Collection entries
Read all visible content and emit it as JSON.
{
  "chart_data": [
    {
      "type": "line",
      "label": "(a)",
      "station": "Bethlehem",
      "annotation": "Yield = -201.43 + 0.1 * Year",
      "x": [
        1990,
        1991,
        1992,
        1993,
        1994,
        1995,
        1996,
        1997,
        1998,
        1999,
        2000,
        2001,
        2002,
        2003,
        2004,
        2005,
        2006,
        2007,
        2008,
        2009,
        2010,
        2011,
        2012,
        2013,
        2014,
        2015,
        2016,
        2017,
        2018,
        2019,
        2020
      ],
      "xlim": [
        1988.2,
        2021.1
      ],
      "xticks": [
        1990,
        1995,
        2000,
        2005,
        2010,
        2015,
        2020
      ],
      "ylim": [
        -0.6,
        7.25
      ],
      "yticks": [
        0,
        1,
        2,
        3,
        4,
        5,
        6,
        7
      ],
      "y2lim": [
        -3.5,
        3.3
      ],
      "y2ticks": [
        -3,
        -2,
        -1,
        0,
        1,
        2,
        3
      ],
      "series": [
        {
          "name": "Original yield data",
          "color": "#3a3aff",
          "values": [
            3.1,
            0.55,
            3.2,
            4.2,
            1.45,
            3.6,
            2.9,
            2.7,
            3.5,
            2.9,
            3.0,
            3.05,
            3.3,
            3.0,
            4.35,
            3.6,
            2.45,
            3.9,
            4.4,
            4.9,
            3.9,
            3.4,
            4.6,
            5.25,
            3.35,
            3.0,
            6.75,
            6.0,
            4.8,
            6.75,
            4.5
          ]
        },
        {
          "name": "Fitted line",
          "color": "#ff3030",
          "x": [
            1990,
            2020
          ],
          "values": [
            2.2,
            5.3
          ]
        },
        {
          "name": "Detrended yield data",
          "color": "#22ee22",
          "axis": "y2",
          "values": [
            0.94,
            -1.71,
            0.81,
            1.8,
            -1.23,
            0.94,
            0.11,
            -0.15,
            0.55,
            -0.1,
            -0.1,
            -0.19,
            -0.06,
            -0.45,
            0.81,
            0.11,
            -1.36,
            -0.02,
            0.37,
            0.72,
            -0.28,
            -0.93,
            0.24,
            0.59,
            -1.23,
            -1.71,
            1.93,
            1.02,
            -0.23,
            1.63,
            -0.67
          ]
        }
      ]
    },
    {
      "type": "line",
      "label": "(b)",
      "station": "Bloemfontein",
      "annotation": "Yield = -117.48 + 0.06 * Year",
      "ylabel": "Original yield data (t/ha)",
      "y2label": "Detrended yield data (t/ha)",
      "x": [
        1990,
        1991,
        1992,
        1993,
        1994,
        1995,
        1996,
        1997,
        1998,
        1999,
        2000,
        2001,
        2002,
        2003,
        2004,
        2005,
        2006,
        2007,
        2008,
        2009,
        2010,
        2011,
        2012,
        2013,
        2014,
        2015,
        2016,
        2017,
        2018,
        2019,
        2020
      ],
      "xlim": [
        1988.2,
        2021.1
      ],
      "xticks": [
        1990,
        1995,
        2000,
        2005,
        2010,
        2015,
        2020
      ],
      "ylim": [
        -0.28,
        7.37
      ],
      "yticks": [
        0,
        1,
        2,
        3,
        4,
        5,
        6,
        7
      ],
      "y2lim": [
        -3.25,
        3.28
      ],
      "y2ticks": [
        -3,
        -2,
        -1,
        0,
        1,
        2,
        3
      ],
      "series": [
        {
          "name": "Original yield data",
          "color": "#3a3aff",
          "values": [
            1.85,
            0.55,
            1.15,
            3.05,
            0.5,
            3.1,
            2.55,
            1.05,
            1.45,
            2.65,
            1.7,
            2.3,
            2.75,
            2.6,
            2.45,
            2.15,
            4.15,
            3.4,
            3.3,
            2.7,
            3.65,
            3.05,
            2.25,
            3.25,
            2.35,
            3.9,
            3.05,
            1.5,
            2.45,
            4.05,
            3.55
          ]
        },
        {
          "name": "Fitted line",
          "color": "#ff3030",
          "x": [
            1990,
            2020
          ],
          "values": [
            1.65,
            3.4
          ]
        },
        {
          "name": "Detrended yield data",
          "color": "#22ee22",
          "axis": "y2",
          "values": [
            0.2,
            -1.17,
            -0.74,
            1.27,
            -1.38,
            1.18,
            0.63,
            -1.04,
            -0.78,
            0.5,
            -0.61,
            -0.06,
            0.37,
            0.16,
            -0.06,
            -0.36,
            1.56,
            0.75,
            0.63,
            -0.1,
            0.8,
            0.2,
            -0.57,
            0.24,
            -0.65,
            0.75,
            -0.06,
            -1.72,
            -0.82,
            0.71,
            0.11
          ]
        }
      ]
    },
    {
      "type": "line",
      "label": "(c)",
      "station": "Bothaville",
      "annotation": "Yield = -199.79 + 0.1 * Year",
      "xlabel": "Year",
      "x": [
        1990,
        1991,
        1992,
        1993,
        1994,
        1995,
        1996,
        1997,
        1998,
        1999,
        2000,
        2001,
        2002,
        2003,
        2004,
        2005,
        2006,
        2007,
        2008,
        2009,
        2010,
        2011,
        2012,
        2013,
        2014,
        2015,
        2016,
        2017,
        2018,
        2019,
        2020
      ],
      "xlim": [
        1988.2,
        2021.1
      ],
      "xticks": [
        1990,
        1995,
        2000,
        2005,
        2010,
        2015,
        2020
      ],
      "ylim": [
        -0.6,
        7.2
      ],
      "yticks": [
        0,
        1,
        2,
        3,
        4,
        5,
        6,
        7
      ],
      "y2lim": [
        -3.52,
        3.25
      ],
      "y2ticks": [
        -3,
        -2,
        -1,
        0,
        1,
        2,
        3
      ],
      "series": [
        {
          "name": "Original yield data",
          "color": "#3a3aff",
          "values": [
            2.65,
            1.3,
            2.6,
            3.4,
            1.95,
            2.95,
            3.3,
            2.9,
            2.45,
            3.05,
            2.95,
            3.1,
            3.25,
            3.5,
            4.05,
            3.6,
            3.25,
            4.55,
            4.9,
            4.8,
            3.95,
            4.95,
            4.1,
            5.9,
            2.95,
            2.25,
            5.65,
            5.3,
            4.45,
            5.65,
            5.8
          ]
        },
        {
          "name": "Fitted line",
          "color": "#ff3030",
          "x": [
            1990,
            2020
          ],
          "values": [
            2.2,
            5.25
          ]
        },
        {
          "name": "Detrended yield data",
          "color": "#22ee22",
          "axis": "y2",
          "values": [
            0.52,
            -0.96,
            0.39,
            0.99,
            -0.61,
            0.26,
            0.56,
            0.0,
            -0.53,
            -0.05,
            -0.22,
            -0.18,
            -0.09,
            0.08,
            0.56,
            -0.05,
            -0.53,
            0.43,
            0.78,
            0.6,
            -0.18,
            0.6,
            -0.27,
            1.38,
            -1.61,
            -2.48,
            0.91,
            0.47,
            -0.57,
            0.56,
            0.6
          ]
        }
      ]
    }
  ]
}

* * *

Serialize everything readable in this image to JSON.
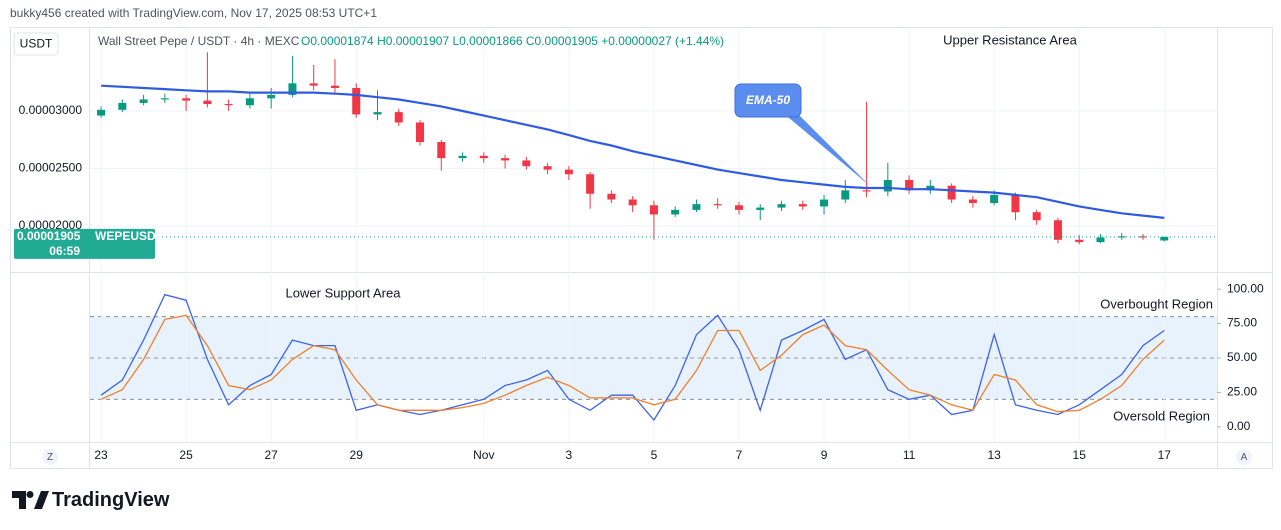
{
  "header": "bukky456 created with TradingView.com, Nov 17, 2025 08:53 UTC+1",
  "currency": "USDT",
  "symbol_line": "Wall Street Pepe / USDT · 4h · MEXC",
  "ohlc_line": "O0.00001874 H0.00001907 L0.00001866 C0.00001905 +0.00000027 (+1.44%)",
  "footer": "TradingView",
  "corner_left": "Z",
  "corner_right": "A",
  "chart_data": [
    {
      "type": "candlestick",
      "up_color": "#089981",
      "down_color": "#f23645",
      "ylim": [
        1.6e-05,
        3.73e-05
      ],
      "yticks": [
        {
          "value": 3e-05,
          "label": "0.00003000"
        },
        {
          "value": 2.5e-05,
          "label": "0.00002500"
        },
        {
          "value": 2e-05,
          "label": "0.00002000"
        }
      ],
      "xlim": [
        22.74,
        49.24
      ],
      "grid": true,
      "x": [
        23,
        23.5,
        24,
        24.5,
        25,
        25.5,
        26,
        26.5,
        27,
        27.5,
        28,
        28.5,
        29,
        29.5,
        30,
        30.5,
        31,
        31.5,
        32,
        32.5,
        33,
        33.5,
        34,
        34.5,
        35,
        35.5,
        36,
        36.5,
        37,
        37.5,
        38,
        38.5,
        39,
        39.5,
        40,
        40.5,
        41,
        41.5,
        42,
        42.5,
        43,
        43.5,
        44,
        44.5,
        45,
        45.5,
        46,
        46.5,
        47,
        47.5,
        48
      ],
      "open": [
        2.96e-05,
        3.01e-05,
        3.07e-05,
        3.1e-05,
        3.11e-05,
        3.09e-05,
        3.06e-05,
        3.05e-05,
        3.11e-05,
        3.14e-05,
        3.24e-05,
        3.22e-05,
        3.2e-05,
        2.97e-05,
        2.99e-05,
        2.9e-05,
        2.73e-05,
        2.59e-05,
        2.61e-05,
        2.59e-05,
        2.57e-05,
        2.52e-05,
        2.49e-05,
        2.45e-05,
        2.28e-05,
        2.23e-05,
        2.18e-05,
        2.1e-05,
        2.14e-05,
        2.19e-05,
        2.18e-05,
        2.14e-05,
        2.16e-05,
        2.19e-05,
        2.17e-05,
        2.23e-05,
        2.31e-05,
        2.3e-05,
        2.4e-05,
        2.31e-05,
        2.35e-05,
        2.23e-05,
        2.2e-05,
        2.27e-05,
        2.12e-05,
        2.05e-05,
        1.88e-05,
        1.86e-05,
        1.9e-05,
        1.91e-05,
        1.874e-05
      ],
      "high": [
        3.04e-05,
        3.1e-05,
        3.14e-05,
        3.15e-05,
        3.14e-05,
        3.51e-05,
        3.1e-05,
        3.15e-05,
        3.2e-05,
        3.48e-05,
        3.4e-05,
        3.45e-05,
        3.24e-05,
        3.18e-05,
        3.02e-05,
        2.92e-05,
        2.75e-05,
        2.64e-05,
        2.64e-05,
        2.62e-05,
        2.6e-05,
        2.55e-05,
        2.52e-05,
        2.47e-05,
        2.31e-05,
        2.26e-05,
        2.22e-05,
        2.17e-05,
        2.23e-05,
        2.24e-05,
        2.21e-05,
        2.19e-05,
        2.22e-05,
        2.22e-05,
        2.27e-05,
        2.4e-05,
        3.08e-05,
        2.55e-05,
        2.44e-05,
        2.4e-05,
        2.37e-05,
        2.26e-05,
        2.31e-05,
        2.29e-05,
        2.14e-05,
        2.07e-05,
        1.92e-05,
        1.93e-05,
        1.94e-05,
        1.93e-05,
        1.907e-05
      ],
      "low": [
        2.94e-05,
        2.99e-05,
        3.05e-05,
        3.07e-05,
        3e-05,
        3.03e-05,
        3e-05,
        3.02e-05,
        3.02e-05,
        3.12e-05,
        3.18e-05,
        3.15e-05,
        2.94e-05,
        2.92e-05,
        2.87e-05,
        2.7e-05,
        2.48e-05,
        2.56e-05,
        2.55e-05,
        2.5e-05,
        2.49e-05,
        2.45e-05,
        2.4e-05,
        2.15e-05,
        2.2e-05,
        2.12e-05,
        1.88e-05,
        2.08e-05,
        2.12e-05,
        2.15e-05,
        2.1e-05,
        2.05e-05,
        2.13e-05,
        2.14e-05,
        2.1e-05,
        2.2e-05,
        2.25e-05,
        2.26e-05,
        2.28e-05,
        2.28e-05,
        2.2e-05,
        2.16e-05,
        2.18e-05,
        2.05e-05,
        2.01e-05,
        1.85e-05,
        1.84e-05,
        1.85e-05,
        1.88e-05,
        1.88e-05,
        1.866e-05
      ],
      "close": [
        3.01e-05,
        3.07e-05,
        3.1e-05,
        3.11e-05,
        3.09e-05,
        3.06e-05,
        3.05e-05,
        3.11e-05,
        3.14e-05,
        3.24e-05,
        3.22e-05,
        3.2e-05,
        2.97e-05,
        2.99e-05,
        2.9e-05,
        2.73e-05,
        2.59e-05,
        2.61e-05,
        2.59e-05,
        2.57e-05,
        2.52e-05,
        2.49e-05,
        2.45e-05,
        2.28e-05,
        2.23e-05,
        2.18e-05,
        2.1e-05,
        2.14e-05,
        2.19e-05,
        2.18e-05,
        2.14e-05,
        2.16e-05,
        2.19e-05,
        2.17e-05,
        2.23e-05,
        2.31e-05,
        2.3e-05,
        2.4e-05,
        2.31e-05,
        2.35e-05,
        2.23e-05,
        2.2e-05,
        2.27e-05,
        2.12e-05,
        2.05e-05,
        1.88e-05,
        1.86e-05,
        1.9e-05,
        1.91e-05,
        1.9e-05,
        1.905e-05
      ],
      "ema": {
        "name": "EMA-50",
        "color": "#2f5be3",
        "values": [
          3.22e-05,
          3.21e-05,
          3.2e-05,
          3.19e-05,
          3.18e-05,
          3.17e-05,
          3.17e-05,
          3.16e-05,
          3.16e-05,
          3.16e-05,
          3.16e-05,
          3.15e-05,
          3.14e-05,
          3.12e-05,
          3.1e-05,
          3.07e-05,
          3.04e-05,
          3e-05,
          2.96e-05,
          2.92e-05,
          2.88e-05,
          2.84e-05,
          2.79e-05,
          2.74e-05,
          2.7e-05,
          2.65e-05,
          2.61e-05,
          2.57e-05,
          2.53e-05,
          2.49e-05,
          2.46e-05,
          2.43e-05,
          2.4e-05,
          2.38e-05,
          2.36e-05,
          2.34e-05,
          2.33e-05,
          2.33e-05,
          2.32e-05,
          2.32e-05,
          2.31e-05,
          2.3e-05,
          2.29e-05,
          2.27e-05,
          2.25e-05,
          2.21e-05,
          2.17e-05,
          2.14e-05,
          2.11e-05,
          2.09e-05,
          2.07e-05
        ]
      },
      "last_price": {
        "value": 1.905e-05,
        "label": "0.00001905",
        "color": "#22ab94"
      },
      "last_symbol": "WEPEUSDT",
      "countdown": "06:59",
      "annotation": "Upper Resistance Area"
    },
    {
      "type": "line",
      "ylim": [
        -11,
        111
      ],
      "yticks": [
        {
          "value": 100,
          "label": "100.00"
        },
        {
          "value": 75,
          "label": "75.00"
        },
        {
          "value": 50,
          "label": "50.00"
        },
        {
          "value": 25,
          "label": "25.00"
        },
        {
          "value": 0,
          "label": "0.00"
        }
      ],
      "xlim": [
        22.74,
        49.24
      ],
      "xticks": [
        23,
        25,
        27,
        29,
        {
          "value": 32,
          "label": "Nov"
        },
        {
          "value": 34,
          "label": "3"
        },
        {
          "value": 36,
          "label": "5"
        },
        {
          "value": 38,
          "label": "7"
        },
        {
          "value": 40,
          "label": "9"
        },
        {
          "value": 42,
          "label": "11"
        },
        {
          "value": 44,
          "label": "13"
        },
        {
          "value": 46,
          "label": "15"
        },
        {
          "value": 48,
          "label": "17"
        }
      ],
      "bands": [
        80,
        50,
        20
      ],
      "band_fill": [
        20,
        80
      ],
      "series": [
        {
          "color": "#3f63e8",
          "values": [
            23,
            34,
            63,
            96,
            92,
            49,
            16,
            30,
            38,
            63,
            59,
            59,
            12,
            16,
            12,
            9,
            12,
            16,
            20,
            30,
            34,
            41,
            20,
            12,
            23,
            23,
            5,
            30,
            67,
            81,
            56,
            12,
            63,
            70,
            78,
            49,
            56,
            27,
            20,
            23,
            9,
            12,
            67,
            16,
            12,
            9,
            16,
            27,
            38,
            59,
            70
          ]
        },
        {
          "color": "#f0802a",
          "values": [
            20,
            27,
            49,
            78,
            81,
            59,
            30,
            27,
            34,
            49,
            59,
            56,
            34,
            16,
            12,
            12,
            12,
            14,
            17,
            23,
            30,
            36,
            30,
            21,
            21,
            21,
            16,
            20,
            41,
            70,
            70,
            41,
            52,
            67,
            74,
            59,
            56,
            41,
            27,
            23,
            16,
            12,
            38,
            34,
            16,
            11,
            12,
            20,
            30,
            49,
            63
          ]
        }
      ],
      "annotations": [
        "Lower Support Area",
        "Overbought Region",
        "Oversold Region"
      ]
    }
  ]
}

## [WHAT YOU HAVE TO DO]
Scan the records above for the string "Area", then select every line that holds it.

## [FULL RESPONSE]
      "annotation": "Upper Resistance Area"
        "Lower Support Area",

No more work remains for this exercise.